*Task requirements*
Which lines contain the string "name"? Please list every one of them.

** Begin Supplied entries **

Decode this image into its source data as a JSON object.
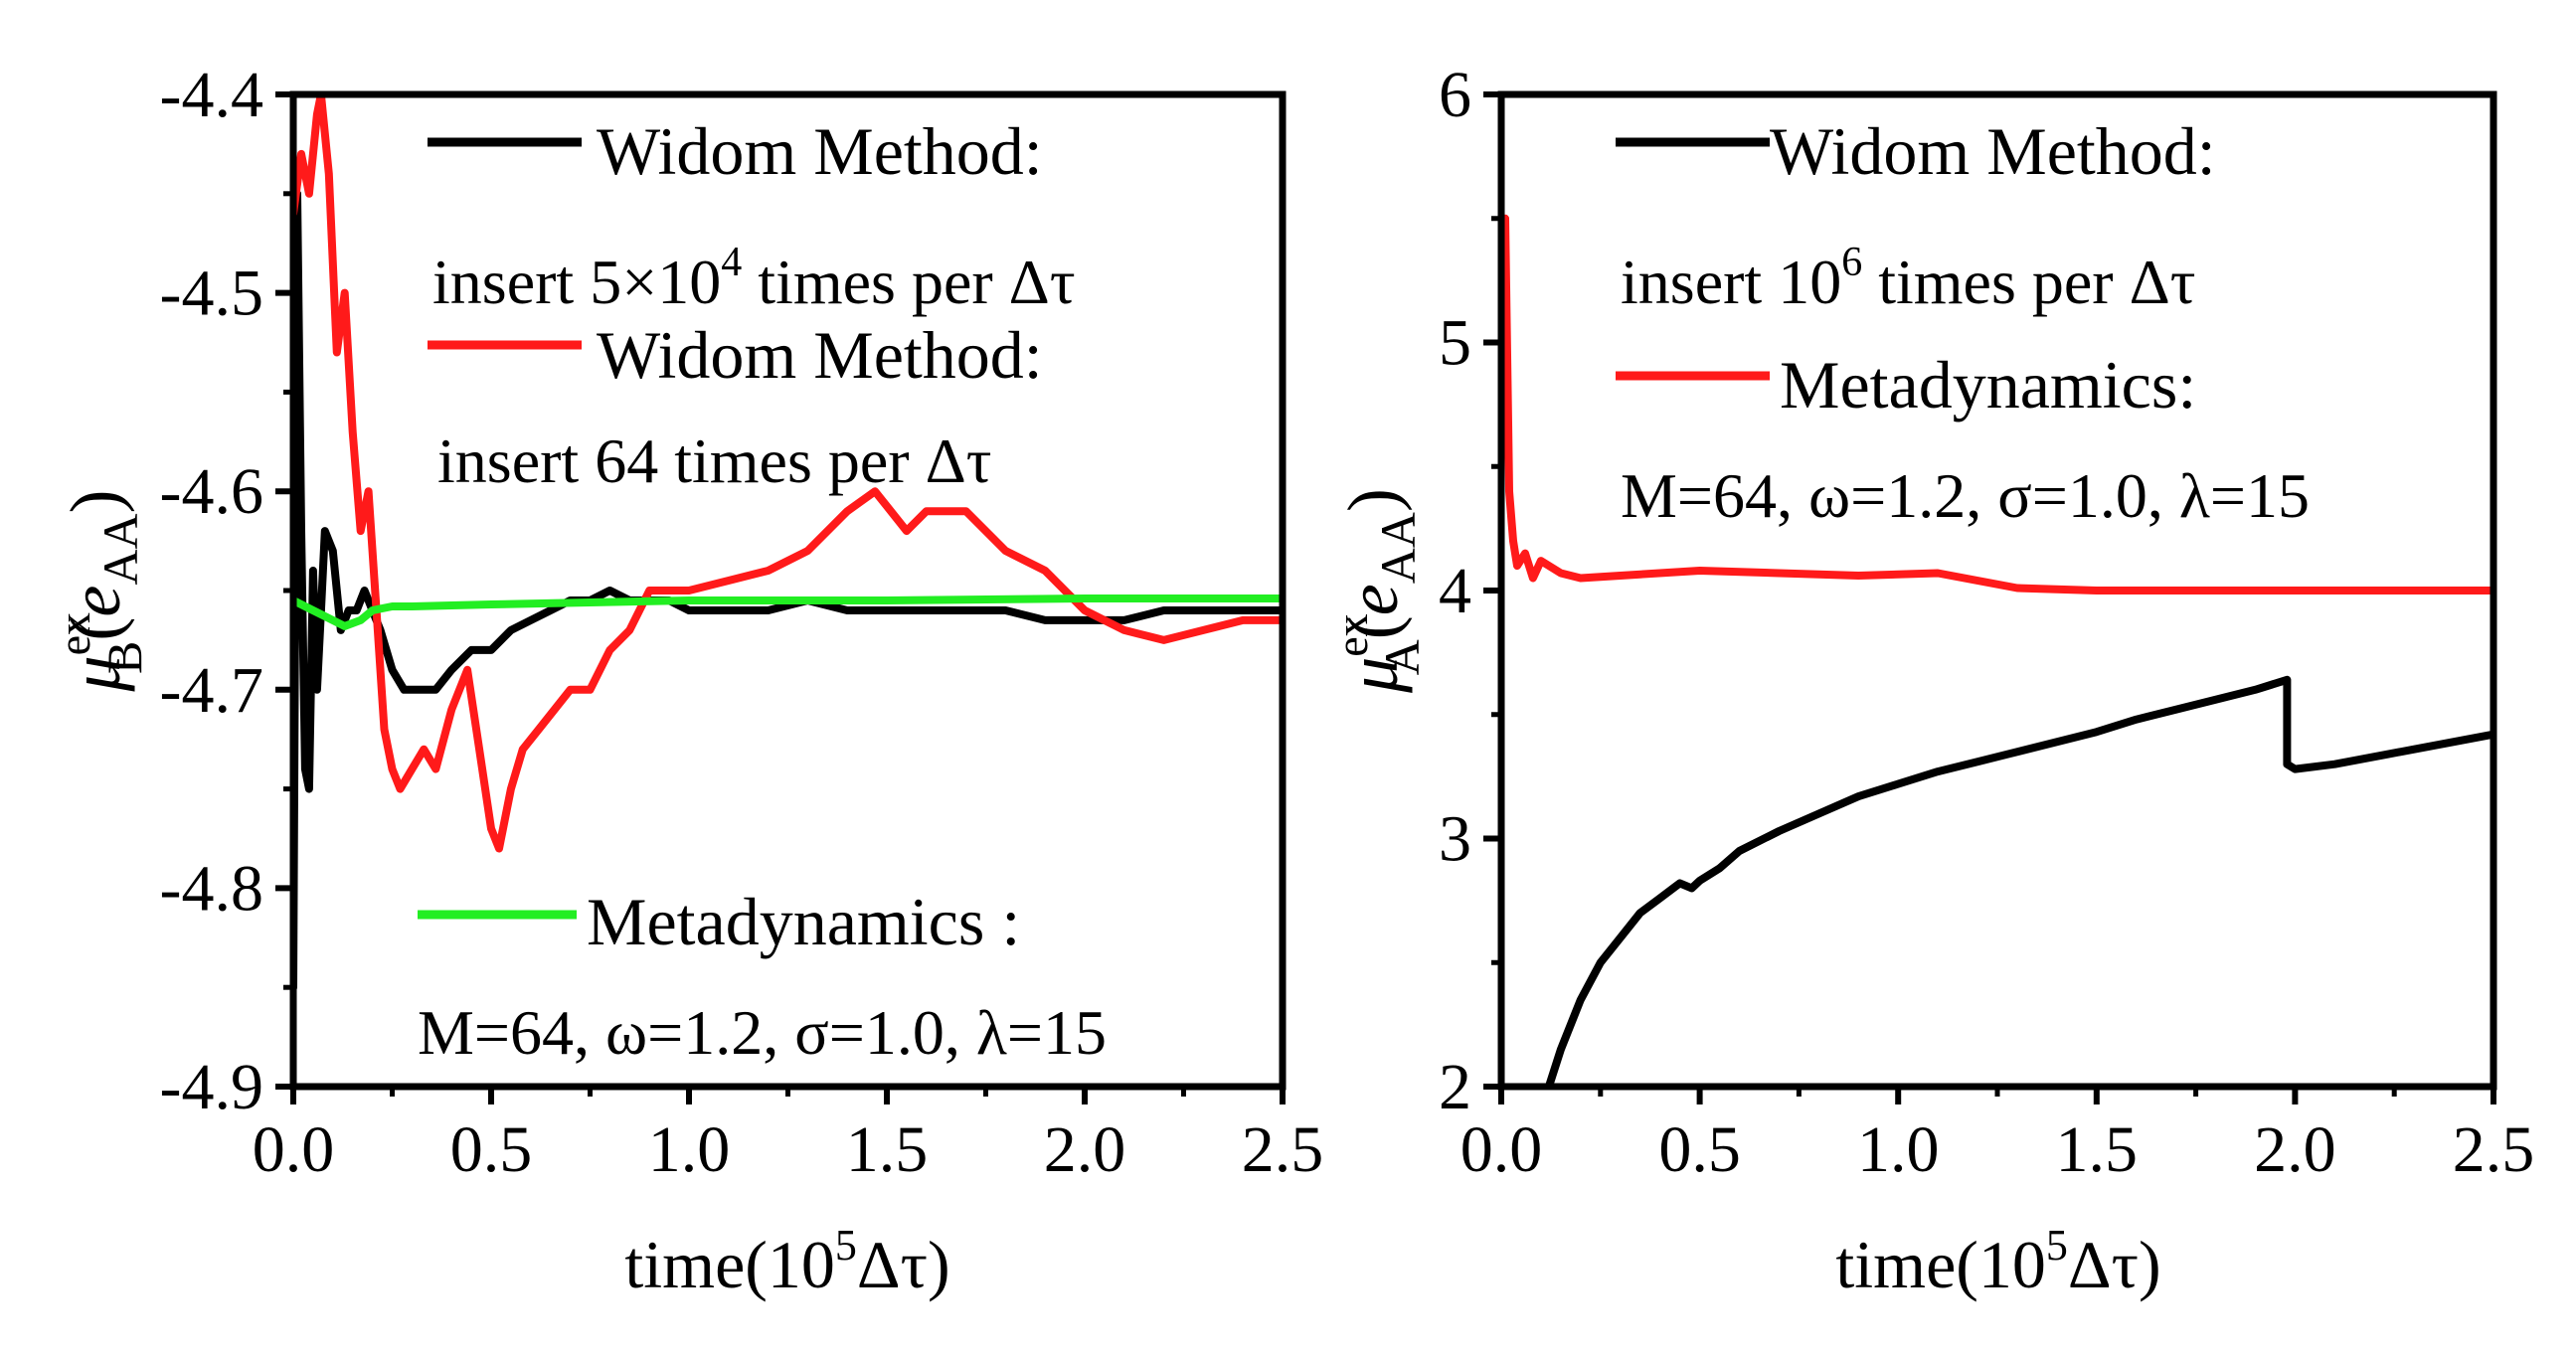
{
  "colors": {
    "black": "#000000",
    "red": "#ff1a1a",
    "green": "#22ee22"
  },
  "chart_data": [
    {
      "type": "line",
      "panel": "left",
      "xlabel": "time(10^5 Δτ)",
      "xlabel_parts": {
        "prefix": "time(10",
        "sup": "5",
        "suffix": "Δτ)"
      },
      "ylabel_parts": {
        "base": "μ",
        "sup": "ex",
        "sub": "B",
        "open": "(",
        "e": "e",
        "e_sub": "AA",
        "close": ")"
      },
      "xlim": [
        0,
        2.5
      ],
      "ylim": [
        -4.9,
        -4.4
      ],
      "xticks": [
        0.0,
        0.5,
        1.0,
        1.5,
        2.0,
        2.5
      ],
      "xtick_labels": [
        "0.0",
        "0.5",
        "1.0",
        "1.5",
        "2.0",
        "2.5"
      ],
      "yticks": [
        -4.9,
        -4.8,
        -4.7,
        -4.6,
        -4.5,
        -4.4
      ],
      "ytick_labels": [
        "-4.9",
        "-4.8",
        "-4.7",
        "-4.6",
        "-4.5",
        "-4.4"
      ],
      "legend": [
        {
          "color": "#000000",
          "line1": "Widom Method:",
          "line2": "insert 5×10",
          "line2_sup": "4",
          "line2_suffix": " times per Δτ"
        },
        {
          "color": "#ff1a1a",
          "line1": "Widom Method:",
          "line2": "insert 64 times per Δτ",
          "line2_sup": "",
          "line2_suffix": ""
        },
        {
          "color": "#22ee22",
          "line1": "Metadynamics :",
          "line2": "M=64, ω=1.2, σ=1.0, λ=15",
          "line2_sup": "",
          "line2_suffix": ""
        }
      ],
      "series": [
        {
          "name": "Widom Method: insert 5×10^4 times per Δτ",
          "color": "#000000",
          "x": [
            0.0,
            0.01,
            0.02,
            0.03,
            0.04,
            0.05,
            0.06,
            0.07,
            0.08,
            0.1,
            0.12,
            0.14,
            0.16,
            0.18,
            0.2,
            0.22,
            0.25,
            0.28,
            0.3,
            0.33,
            0.36,
            0.4,
            0.45,
            0.5,
            0.55,
            0.6,
            0.65,
            0.7,
            0.75,
            0.8,
            0.85,
            0.9,
            0.95,
            1.0,
            1.1,
            1.2,
            1.3,
            1.4,
            1.5,
            1.6,
            1.7,
            1.8,
            1.9,
            2.0,
            2.1,
            2.2,
            2.3,
            2.4,
            2.5
          ],
          "y": [
            -4.85,
            -4.45,
            -4.62,
            -4.74,
            -4.75,
            -4.64,
            -4.7,
            -4.66,
            -4.62,
            -4.63,
            -4.67,
            -4.66,
            -4.66,
            -4.65,
            -4.66,
            -4.67,
            -4.69,
            -4.7,
            -4.7,
            -4.7,
            -4.7,
            -4.69,
            -4.68,
            -4.68,
            -4.67,
            -4.665,
            -4.66,
            -4.655,
            -4.655,
            -4.65,
            -4.655,
            -4.655,
            -4.655,
            -4.66,
            -4.66,
            -4.66,
            -4.655,
            -4.66,
            -4.66,
            -4.66,
            -4.66,
            -4.66,
            -4.665,
            -4.665,
            -4.665,
            -4.66,
            -4.66,
            -4.66,
            -4.66
          ]
        },
        {
          "name": "Widom Method: insert 64 times per Δτ",
          "color": "#ff1a1a",
          "x": [
            0.0,
            0.02,
            0.04,
            0.06,
            0.07,
            0.09,
            0.11,
            0.13,
            0.15,
            0.17,
            0.19,
            0.21,
            0.23,
            0.25,
            0.27,
            0.3,
            0.33,
            0.36,
            0.4,
            0.44,
            0.47,
            0.5,
            0.52,
            0.55,
            0.58,
            0.62,
            0.66,
            0.7,
            0.75,
            0.8,
            0.85,
            0.9,
            1.0,
            1.1,
            1.2,
            1.3,
            1.4,
            1.47,
            1.55,
            1.6,
            1.7,
            1.8,
            1.9,
            2.0,
            2.1,
            2.2,
            2.3,
            2.4,
            2.5
          ],
          "y": [
            -4.46,
            -4.43,
            -4.45,
            -4.41,
            -4.4,
            -4.44,
            -4.53,
            -4.5,
            -4.57,
            -4.62,
            -4.6,
            -4.66,
            -4.72,
            -4.74,
            -4.75,
            -4.74,
            -4.73,
            -4.74,
            -4.71,
            -4.69,
            -4.73,
            -4.77,
            -4.78,
            -4.75,
            -4.73,
            -4.72,
            -4.71,
            -4.7,
            -4.7,
            -4.68,
            -4.67,
            -4.65,
            -4.65,
            -4.645,
            -4.64,
            -4.63,
            -4.61,
            -4.6,
            -4.62,
            -4.61,
            -4.61,
            -4.63,
            -4.64,
            -4.66,
            -4.67,
            -4.675,
            -4.67,
            -4.665,
            -4.665
          ]
        },
        {
          "name": "Metadynamics : M=64, ω=1.2, σ=1.0, λ=15",
          "color": "#22ee22",
          "x": [
            0.0,
            0.05,
            0.1,
            0.13,
            0.17,
            0.2,
            0.25,
            0.3,
            0.5,
            1.0,
            1.5,
            2.0,
            2.5
          ],
          "y": [
            -4.655,
            -4.66,
            -4.665,
            -4.668,
            -4.665,
            -4.66,
            -4.658,
            -4.658,
            -4.657,
            -4.655,
            -4.655,
            -4.654,
            -4.654
          ]
        }
      ]
    },
    {
      "type": "line",
      "panel": "right",
      "xlabel": "time(10^5 Δτ)",
      "xlabel_parts": {
        "prefix": "time(10",
        "sup": "5",
        "suffix": "Δτ)"
      },
      "ylabel_parts": {
        "base": "μ",
        "sup": "ex",
        "sub": "A",
        "open": "(",
        "e": "e",
        "e_sub": "AA",
        "close": ")"
      },
      "xlim": [
        0,
        2.5
      ],
      "ylim": [
        2,
        6
      ],
      "xticks": [
        0.0,
        0.5,
        1.0,
        1.5,
        2.0,
        2.5
      ],
      "xtick_labels": [
        "0.0",
        "0.5",
        "1.0",
        "1.5",
        "2.0",
        "2.5"
      ],
      "yticks": [
        2,
        3,
        4,
        5,
        6
      ],
      "ytick_labels": [
        "2",
        "3",
        "4",
        "5",
        "6"
      ],
      "legend": [
        {
          "color": "#000000",
          "line1": "Widom Method:",
          "line2": "insert 10",
          "line2_sup": "6",
          "line2_suffix": " times per Δτ"
        },
        {
          "color": "#ff1a1a",
          "line1": "Metadynamics:",
          "line2": "M=64, ω=1.2, σ=1.0, λ=15",
          "line2_sup": "",
          "line2_suffix": ""
        }
      ],
      "series": [
        {
          "name": "Widom Method: insert 10^6 times per Δτ",
          "color": "#000000",
          "x": [
            0.12,
            0.15,
            0.2,
            0.25,
            0.3,
            0.35,
            0.4,
            0.45,
            0.48,
            0.5,
            0.55,
            0.6,
            0.7,
            0.8,
            0.9,
            1.0,
            1.1,
            1.2,
            1.3,
            1.4,
            1.5,
            1.6,
            1.7,
            1.8,
            1.9,
            1.98,
            1.98,
            2.0,
            2.1,
            2.2,
            2.3,
            2.4,
            2.5
          ],
          "y": [
            2.0,
            2.15,
            2.35,
            2.5,
            2.6,
            2.7,
            2.76,
            2.82,
            2.8,
            2.83,
            2.88,
            2.95,
            3.03,
            3.1,
            3.17,
            3.22,
            3.27,
            3.31,
            3.35,
            3.39,
            3.43,
            3.48,
            3.52,
            3.56,
            3.6,
            3.64,
            3.3,
            3.28,
            3.3,
            3.33,
            3.36,
            3.39,
            3.42
          ]
        },
        {
          "name": "Metadynamics: M=64, ω=1.2, σ=1.0, λ=15",
          "color": "#ff1a1a",
          "x": [
            0.0,
            0.01,
            0.02,
            0.03,
            0.04,
            0.06,
            0.08,
            0.1,
            0.15,
            0.2,
            0.3,
            0.5,
            0.7,
            0.9,
            1.1,
            1.2,
            1.3,
            1.5,
            1.7,
            1.9,
            2.1,
            2.3,
            2.5
          ],
          "y": [
            4.7,
            5.5,
            4.4,
            4.2,
            4.1,
            4.15,
            4.05,
            4.12,
            4.07,
            4.05,
            4.06,
            4.08,
            4.07,
            4.06,
            4.07,
            4.04,
            4.01,
            4.0,
            4.0,
            4.0,
            4.0,
            4.0,
            4.0
          ]
        }
      ]
    }
  ]
}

** End Supplied entries **

*Output of the task*
          "name": "Widom Method: insert 5×10^4 times per Δτ",
          "name": "Widom Method: insert 64 times per Δτ",
          "name": "Metadynamics : M=64, ω=1.2, σ=1.0, λ=15",
          "name": "Widom Method: insert 10^6 times per Δτ",
          "name": "Metadynamics: M=64, ω=1.2, σ=1.0, λ=15",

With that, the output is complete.